## Items

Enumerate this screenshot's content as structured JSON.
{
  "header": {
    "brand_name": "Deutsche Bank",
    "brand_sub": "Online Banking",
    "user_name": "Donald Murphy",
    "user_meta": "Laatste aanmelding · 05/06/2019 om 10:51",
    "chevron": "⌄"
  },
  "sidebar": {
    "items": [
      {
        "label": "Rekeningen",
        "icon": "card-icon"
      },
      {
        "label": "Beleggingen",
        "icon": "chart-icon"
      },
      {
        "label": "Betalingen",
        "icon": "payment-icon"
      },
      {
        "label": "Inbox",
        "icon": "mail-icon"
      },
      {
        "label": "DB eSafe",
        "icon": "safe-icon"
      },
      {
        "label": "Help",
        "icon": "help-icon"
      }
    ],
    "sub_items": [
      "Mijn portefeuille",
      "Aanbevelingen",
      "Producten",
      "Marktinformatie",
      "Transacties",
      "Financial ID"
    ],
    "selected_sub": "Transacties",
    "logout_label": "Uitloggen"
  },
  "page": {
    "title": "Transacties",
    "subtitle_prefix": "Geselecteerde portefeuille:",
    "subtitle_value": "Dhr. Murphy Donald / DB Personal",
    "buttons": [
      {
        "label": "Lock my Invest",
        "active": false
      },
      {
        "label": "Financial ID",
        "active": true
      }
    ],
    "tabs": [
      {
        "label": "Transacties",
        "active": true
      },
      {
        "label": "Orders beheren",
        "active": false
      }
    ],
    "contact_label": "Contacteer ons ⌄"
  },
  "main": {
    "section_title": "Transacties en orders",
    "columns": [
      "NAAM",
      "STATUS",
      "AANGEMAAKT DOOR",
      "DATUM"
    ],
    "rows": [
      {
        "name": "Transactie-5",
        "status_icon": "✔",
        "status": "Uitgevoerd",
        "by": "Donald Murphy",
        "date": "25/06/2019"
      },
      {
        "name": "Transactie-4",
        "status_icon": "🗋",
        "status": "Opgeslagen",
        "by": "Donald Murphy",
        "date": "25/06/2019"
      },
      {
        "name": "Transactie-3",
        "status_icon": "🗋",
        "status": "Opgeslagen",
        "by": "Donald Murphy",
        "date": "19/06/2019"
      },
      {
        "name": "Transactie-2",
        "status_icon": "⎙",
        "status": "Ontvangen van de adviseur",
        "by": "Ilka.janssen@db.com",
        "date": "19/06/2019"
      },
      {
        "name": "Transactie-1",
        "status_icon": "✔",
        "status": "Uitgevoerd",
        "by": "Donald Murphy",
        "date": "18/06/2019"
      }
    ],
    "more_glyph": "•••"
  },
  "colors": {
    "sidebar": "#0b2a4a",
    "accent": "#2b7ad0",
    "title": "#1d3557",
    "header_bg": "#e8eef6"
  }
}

## Set problem
Scan the records for the string "portefeuille". Copy each line in which it appears.

## Result below
      "Mijn portefeuille",
    "subtitle_prefix": "Geselecteerde portefeuille:",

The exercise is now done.